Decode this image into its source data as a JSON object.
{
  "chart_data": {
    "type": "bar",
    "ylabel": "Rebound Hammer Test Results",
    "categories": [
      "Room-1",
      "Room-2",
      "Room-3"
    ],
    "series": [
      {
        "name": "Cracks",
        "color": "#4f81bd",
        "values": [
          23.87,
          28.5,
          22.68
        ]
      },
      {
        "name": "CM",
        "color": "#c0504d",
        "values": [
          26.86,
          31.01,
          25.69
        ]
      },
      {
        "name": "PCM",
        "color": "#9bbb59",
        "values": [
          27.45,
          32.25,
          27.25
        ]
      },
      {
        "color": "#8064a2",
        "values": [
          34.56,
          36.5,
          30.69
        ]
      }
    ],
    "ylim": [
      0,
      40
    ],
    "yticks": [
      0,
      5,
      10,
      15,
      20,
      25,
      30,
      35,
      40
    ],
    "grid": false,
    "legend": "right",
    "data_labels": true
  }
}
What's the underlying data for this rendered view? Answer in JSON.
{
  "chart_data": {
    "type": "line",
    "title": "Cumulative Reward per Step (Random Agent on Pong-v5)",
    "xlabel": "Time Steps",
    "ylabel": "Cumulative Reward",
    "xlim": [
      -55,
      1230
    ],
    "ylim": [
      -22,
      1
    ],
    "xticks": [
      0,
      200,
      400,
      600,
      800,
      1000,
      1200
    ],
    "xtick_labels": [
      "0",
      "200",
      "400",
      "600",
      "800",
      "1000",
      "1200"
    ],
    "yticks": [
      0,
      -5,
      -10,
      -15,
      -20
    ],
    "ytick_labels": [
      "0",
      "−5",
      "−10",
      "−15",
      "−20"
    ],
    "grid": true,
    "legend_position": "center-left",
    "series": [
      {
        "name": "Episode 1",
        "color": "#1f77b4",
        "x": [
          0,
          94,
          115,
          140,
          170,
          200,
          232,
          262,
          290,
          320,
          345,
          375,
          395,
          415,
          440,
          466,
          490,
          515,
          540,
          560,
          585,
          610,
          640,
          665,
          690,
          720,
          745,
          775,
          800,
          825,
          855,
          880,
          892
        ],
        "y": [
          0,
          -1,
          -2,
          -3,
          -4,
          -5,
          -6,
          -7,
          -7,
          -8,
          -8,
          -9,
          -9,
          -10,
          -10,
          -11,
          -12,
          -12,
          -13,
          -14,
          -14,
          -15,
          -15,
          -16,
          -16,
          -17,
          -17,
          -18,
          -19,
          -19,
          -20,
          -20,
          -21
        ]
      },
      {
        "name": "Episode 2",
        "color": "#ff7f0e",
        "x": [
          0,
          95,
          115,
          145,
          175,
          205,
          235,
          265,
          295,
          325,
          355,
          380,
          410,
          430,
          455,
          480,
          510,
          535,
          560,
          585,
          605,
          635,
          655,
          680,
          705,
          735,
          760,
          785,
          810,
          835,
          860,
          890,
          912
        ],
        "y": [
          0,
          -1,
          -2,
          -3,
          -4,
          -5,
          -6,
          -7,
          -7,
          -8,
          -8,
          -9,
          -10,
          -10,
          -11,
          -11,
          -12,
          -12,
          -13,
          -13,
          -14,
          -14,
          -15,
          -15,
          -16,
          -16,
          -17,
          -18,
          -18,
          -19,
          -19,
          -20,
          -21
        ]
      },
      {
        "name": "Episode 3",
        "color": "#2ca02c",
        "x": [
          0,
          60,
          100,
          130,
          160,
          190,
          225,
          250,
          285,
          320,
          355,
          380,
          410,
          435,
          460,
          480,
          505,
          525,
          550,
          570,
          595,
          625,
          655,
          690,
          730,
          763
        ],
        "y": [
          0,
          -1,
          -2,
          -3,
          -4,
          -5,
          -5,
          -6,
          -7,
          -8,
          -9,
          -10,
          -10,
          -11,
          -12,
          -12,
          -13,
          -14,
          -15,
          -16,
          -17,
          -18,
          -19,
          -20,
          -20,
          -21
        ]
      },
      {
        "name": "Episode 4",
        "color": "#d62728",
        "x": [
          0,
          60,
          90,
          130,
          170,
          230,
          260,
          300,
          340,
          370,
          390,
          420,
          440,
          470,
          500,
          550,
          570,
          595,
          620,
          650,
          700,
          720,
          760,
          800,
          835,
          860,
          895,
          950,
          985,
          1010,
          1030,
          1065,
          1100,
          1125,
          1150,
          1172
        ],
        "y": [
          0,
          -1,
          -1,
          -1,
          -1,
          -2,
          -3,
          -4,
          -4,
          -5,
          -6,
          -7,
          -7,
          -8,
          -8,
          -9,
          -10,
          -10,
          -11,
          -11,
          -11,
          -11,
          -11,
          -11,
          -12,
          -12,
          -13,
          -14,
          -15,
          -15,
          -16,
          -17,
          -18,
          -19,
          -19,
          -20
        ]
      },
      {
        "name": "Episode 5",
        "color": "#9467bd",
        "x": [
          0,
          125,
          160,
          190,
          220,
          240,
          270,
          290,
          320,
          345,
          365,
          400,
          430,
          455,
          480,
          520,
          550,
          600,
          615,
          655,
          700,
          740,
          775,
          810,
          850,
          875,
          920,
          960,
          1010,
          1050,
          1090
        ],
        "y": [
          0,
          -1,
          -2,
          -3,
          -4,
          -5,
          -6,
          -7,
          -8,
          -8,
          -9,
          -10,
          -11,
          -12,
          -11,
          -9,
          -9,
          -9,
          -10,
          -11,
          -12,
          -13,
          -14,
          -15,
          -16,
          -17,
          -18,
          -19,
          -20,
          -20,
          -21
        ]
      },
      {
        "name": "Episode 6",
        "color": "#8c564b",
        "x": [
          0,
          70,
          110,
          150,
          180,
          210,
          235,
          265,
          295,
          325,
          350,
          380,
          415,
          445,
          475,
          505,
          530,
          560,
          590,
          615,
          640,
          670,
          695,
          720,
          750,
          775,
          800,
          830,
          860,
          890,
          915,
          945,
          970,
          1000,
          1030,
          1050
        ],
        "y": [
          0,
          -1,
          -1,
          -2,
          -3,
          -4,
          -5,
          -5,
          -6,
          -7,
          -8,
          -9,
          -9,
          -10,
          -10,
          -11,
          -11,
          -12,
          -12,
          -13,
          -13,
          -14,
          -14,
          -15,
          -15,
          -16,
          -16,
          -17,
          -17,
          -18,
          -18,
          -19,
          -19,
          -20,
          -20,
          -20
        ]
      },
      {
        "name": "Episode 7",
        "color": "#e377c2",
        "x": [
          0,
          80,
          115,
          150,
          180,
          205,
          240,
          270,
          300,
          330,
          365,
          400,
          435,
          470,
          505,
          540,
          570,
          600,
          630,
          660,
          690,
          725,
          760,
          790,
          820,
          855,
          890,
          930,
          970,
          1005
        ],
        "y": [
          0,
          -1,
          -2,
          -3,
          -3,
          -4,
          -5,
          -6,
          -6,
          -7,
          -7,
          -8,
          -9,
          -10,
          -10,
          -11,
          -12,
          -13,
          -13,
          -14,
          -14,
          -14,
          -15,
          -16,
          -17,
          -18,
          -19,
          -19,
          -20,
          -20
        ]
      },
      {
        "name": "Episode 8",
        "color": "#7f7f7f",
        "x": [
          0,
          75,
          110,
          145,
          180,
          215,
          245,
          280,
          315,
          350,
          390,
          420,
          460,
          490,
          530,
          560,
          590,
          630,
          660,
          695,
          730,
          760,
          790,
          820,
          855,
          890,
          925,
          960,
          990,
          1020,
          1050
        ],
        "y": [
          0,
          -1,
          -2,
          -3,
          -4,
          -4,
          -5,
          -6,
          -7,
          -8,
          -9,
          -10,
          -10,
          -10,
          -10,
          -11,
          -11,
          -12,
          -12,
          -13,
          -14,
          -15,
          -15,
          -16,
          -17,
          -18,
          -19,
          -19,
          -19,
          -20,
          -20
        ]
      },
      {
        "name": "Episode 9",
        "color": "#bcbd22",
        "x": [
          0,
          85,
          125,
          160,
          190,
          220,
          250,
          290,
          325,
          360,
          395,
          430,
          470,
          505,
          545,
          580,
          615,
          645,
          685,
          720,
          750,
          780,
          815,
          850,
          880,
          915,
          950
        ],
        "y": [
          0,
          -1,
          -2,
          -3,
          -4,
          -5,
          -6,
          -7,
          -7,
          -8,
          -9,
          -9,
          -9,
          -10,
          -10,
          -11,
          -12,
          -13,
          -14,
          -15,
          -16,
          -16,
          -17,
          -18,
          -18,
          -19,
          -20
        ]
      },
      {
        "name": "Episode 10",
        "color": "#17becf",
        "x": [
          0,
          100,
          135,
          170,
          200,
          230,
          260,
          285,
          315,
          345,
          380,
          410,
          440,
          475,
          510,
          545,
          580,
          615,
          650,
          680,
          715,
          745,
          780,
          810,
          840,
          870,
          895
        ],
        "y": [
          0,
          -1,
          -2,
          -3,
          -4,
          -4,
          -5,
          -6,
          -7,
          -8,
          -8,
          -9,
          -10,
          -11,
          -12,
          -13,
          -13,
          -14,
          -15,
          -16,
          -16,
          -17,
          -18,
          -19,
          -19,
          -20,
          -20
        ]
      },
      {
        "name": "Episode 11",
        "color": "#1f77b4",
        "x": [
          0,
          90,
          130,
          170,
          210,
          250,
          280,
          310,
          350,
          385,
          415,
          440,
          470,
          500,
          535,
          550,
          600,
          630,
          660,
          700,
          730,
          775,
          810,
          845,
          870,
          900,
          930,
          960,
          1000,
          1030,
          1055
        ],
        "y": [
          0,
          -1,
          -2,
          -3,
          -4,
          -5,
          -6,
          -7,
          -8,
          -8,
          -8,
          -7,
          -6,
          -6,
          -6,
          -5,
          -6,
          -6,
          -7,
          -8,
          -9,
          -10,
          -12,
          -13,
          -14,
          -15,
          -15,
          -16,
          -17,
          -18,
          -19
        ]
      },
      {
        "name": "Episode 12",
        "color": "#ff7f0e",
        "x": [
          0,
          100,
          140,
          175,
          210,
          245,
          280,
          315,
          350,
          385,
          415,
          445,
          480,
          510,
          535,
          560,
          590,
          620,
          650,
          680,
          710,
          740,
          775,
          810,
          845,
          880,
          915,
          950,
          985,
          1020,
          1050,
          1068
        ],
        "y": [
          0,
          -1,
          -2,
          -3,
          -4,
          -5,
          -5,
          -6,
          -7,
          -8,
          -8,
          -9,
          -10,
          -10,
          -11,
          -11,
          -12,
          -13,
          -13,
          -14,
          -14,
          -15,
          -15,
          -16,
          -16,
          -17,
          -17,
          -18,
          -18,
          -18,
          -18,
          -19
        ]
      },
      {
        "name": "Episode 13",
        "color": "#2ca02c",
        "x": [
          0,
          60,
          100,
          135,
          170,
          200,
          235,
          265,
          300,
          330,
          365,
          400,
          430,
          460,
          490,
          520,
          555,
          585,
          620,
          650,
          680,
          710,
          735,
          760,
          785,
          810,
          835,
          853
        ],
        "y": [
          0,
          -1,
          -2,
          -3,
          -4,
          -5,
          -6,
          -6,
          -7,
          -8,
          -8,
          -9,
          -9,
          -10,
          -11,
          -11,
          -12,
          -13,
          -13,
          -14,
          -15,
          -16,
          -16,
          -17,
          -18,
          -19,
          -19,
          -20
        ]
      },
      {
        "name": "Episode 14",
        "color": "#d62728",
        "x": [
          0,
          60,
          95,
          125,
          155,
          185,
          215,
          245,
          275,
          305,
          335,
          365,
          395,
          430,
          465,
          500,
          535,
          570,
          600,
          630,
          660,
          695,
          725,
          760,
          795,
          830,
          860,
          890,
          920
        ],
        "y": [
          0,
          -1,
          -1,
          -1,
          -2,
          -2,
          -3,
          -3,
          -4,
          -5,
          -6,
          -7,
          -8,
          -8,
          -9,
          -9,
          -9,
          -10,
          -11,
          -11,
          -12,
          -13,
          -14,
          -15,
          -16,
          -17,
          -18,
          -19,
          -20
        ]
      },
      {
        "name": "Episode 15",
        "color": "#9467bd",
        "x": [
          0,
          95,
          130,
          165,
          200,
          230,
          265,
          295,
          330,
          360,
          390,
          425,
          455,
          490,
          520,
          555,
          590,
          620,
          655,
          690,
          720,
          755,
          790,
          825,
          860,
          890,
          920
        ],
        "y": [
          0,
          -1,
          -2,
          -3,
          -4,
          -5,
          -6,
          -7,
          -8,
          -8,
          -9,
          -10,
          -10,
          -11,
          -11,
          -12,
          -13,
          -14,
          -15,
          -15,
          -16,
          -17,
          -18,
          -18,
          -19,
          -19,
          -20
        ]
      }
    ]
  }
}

• [DIRECTIVE]:
Check each line of the data above for the word "Reward" and say how many lines have it. Give the number alone.

• [THE RESPONSE]:
2